- Ejercicio propuesto 1 -
Según la crónica del concierto de Dawes en El Loco Club, ¿con qué tema abrió Dawes su set?

Dawes + Robert Ellis – El Loco Club (Valencia)

Soy muy poco aficionado a los juicios drásticos que juegan con la propiedad privada de la verdad absoluta. Aún así, después de verlos y escucharlos a escaso metro y medio durante algo más de una hora, puedo decir sin miedo a equivocarme que el directo de Dawes es uno de los tres mejores que he presenciado jamás. Uno de esos momentos que, a pesar de estar destinado a seguir las indicaciones de Horacio y caer por el precipicio del día siguiente (o del concierto siguiente), consigue echar el ancla y sobrevivir indefinidamente en nuestra memoria. Así fue el concierto de Dawes.

La noche empezó como era de esperar: poquísima gente y un tipo solitario sobre el escenario. Hasta que empezó a tocar. Robert Ellis es un personaje digno de un western moderno: pelo largo y lacio, barba desordenada, delgado y con un hebilla de cinturón del tamaño de Wichita. Afable y charlatán entre canción y canción, sorprendió a los que no le conocíamos. Sus manos y su voz están hechas para el country, por mucho que él dijera que su disco era más folk; con «Friends like those», «Westbound train», «What’s in it for me?» y la nueva, «The TV show», derritió hasta los cubitos de hielo de la barra. Buen comienzo.

Justo antes de marcharse, invitó a subir a los protagonistas de la noche. Juntos tocaron una emocionante versión del «Rider in the rain» de Randy Newman que sirvió de despedida para Ellis y de presentación para Dawes, que se marcharon para volver instantes después.

La sala se había ido llenando poco a poco y, para cuando los californianos reaparecían sobre el escenario, ya presentaba un color más humano. Y entonces arrancó el ciclón. Como quien no quiere la cosa, y liderados por un menudo y meticulosamente despeinado Taylor Goldsmith, Dawes se arremangó y enseño sus bíceps. «Fire away» abrió el set y mostró a una banda muy bien engrasada, pero fue cinco minutos después, con el celestial solo de guitarra al final de la canción, cuando lo descubrimos: Taylor es un guitarrista extraordinario; desde entonces y hasta el final, incluso el tema menos propicio tenía una descarga eléctrica en forma de solo ejecutado con una de las dos Fender del mayor de los Goldsmith.

El menor estaba en la batería, y fue el que abrió «My girl to me», del primer disco, con un ritmo festivo que pareció terminar de calentar al resto del grupo; parte de esta sensación la produjo Tay Strathairn que, entre dos teclados (uno de ellos un Hammond), parecía supervisar qué tecla se iba a tocar en cada momento desde la distancia.

- Filas almacenadas -
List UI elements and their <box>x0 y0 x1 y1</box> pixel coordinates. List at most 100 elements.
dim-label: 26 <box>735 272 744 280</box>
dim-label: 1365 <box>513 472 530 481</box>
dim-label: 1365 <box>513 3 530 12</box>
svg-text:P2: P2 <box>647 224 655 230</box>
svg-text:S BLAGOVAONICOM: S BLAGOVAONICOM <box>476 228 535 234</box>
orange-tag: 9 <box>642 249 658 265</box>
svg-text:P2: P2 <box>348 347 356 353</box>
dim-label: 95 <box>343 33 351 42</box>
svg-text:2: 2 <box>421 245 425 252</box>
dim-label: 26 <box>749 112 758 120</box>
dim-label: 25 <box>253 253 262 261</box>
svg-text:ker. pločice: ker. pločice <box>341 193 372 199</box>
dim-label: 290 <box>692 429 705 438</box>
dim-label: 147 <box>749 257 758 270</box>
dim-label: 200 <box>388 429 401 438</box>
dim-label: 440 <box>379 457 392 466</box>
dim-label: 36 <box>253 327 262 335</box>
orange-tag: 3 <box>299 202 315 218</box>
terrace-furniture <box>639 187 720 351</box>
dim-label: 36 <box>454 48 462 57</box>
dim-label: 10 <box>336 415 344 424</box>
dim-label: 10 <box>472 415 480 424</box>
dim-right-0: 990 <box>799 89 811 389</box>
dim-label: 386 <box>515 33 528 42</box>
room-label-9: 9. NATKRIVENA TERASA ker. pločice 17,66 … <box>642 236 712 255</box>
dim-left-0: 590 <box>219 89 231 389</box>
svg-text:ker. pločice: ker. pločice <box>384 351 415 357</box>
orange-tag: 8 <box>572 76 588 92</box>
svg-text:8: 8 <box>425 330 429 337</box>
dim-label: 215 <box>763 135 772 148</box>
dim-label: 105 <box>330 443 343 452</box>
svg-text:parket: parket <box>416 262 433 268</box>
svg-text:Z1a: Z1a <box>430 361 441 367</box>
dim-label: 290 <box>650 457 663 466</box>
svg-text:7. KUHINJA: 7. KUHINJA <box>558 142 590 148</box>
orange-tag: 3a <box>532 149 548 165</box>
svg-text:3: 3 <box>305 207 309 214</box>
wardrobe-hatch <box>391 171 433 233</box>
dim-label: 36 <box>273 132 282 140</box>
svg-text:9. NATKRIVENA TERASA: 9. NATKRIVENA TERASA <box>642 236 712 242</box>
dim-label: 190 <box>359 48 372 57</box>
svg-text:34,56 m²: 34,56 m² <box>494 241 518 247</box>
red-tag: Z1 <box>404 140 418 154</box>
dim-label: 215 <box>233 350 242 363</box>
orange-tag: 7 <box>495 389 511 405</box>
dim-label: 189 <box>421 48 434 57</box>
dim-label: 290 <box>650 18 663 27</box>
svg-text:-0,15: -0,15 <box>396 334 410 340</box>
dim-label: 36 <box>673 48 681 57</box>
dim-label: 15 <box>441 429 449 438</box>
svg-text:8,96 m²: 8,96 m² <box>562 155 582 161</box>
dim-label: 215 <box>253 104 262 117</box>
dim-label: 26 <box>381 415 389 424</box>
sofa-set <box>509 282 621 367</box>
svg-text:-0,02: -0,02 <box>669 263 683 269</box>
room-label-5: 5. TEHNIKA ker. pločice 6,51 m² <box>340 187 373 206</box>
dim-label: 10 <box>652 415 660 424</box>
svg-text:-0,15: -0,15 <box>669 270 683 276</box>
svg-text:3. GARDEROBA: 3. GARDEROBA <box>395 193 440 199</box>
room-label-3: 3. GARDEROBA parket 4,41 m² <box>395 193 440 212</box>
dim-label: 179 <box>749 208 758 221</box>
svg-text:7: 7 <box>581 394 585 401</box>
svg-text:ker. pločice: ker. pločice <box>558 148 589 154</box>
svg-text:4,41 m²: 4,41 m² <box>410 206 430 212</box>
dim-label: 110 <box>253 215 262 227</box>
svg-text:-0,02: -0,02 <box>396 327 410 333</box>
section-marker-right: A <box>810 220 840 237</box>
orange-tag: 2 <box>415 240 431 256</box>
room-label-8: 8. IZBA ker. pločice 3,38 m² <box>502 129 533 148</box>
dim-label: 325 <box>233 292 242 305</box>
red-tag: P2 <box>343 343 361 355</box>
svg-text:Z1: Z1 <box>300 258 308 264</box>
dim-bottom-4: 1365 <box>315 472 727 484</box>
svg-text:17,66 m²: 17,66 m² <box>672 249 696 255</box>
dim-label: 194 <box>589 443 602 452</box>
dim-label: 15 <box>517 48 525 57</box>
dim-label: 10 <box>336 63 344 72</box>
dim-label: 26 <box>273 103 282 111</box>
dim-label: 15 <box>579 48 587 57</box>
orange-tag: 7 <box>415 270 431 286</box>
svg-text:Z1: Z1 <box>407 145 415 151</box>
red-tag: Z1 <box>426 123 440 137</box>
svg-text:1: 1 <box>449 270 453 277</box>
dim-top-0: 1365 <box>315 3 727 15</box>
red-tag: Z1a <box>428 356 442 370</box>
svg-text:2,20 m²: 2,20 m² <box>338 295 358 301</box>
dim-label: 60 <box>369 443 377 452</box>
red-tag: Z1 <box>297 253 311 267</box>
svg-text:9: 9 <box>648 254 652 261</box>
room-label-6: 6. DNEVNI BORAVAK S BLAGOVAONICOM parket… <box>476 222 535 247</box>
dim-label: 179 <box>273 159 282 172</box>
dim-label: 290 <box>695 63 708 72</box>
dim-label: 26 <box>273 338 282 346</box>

- Ejercicio propuesto 2 -
Cuenta cuántas líneas del listado contienen la cadena "TERASA" y responde únicamente con el número.

- Respuesta correcta 1 -
«Fire away».

- Respuesta correcta 2 -
2